* GIVEN EXERCISE:
Will you write out all the entries below exactly?

* RECORD EXTRACTS:
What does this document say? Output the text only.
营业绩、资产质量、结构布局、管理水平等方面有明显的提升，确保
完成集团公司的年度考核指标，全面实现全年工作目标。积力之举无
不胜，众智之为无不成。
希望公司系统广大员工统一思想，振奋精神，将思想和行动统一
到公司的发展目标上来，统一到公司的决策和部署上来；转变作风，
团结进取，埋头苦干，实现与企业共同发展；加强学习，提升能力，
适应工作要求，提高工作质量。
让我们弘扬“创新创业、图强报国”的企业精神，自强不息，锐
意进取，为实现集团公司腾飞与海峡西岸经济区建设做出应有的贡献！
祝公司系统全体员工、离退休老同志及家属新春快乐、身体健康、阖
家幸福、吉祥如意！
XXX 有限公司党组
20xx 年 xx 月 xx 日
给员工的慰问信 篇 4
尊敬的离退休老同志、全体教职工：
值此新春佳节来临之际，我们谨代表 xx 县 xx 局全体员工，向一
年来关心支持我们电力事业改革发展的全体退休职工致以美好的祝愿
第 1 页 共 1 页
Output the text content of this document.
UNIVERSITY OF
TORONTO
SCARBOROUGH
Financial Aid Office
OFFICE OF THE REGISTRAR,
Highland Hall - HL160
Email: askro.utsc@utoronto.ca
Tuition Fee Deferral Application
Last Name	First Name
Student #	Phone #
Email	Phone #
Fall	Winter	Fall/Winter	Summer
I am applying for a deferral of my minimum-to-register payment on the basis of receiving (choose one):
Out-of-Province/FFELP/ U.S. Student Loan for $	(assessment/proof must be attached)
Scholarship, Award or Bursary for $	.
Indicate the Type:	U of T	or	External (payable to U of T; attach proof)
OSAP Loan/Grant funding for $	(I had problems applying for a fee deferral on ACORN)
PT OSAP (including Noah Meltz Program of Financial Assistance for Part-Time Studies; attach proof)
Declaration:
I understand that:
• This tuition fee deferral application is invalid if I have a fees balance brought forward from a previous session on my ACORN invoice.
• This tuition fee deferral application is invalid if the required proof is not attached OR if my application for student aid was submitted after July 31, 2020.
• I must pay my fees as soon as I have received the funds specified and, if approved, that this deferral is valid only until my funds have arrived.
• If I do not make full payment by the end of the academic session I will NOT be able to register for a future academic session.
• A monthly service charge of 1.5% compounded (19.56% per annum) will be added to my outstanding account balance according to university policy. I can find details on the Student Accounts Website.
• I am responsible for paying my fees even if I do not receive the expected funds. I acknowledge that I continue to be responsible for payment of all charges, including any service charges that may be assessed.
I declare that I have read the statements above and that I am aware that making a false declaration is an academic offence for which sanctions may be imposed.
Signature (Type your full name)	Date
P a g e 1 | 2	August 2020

* WRITTEN RESPONSE:
What does this document say? Output the text only.
营业绩、资产质量、结构布局、管理水平等方面有明显的提升，确保
完成集团公司的年度考核指标，全面实现全年工作目标。积力之举无
不胜，众智之为无不成。
希望公司系统广大员工统一思想，振奋精神，将思想和行动统一
到公司的发展目标上来，统一到公司的决策和部署上来；转变作风，
团结进取，埋头苦干，实现与企业共同发展；加强学习，提升能力，
适应工作要求，提高工作质量。
让我们弘扬“创新创业、图强报国”的企业精神，自强不息，锐
意进取，为实现集团公司腾飞与海峡西岸经济区建设做出应有的贡献！
祝公司系统全体员工、离退休老同志及家属新春快乐、身体健康、阖
家幸福、吉祥如意！
XXX 有限公司党组
20xx 年 xx 月 xx 日
给员工的慰问信 篇 4
尊敬的离退休老同志、全体教职工：
值此新春佳节来临之际，我们谨代表 xx 县 xx 局全体员工，向一
年来关心支持我们电力事业改革发展的全体退休职工致以美好的祝愿
第 1 页 共 1 页
Output the text content of this document.
UNIVERSITY OF
TORONTO
SCARBOROUGH
Financial Aid Office
OFFICE OF THE REGISTRAR,
Highland Hall - HL160
Email: askro.utsc@utoronto.ca
Tuition Fee Deferral Application
Last Name	First Name
Student #	Phone #
Email	Phone #
Fall	Winter	Fall/Winter	Summer
I am applying for a deferral of my minimum-to-register payment on the basis of receiving (choose one):
Out-of-Province/FFELP/ U.S. Student Loan for $	(assessment/proof must be attached)
Scholarship, Award or Bursary for $	.
Indicate the Type:	U of T	or	External (payable to U of T; attach proof)
OSAP Loan/Grant funding for $	(I had problems applying for a fee deferral on ACORN)
PT OSAP (including Noah Meltz Program of Financial Assistance for Part-Time Studies; attach proof)
Declaration:
I understand that:
• This tuition fee deferral application is invalid if I have a fees balance brought forward from a previous session on my ACORN invoice.
• This tuition fee deferral application is invalid if the required proof is not attached OR if my application for student aid was submitted after July 31, 2020.
• I must pay my fees as soon as I have received the funds specified and, if approved, that this deferral is valid only until my funds have arrived.
• If I do not make full payment by the end of the academic session I will NOT be able to register for a future academic session.
• A monthly service charge of 1.5% compounded (19.56% per annum) will be added to my outstanding account balance according to university policy. I can find details on the Student Accounts Website.
• I am responsible for paying my fees even if I do not receive the expected funds. I acknowledge that I continue to be responsible for payment of all charges, including any service charges that may be assessed.
I declare that I have read the statements above and that I am aware that making a false declaration is an academic offence for which sanctions may be imposed.
Signature (Type your full name)	Date
P a g e 1 | 2	August 2020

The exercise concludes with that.